▸ WHAT THIS TASK INVOLVES:
Each line containing the word "ColormapTypes" must be reported.

[Records from a data collection]

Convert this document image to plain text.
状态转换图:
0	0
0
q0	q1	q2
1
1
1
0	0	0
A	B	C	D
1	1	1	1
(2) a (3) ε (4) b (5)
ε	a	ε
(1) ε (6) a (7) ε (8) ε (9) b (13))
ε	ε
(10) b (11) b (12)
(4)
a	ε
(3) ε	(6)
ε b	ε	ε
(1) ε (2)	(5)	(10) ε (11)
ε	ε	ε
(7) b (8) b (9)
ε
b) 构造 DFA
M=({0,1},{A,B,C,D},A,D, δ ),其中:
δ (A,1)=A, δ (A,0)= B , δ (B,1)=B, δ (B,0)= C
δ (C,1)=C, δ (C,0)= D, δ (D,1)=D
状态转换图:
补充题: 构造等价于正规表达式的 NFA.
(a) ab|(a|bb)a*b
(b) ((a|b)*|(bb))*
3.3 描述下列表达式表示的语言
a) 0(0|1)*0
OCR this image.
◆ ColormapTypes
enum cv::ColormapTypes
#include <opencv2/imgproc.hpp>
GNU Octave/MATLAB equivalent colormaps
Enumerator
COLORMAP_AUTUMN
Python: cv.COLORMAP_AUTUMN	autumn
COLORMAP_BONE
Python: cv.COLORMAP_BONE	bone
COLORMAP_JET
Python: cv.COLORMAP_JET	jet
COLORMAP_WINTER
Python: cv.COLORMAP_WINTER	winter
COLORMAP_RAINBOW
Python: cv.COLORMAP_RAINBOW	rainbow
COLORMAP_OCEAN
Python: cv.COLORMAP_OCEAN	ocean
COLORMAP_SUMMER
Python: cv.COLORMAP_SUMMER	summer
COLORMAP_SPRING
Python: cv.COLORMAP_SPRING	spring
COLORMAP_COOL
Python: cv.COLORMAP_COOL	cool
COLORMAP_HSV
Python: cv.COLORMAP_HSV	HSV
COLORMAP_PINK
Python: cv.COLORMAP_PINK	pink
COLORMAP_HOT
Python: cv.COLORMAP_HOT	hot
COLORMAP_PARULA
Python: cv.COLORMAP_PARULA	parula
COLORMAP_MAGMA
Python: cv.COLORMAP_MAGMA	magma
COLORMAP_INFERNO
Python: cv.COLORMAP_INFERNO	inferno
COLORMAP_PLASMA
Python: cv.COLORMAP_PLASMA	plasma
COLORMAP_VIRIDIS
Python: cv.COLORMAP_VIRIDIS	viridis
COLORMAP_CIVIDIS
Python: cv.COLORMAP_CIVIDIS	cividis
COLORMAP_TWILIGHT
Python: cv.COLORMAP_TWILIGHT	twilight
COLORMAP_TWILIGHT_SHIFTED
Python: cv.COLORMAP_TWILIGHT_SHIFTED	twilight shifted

▸ RESPONSE TO THE TASK:
◆ ColormapTypes
enum cv::ColormapTypes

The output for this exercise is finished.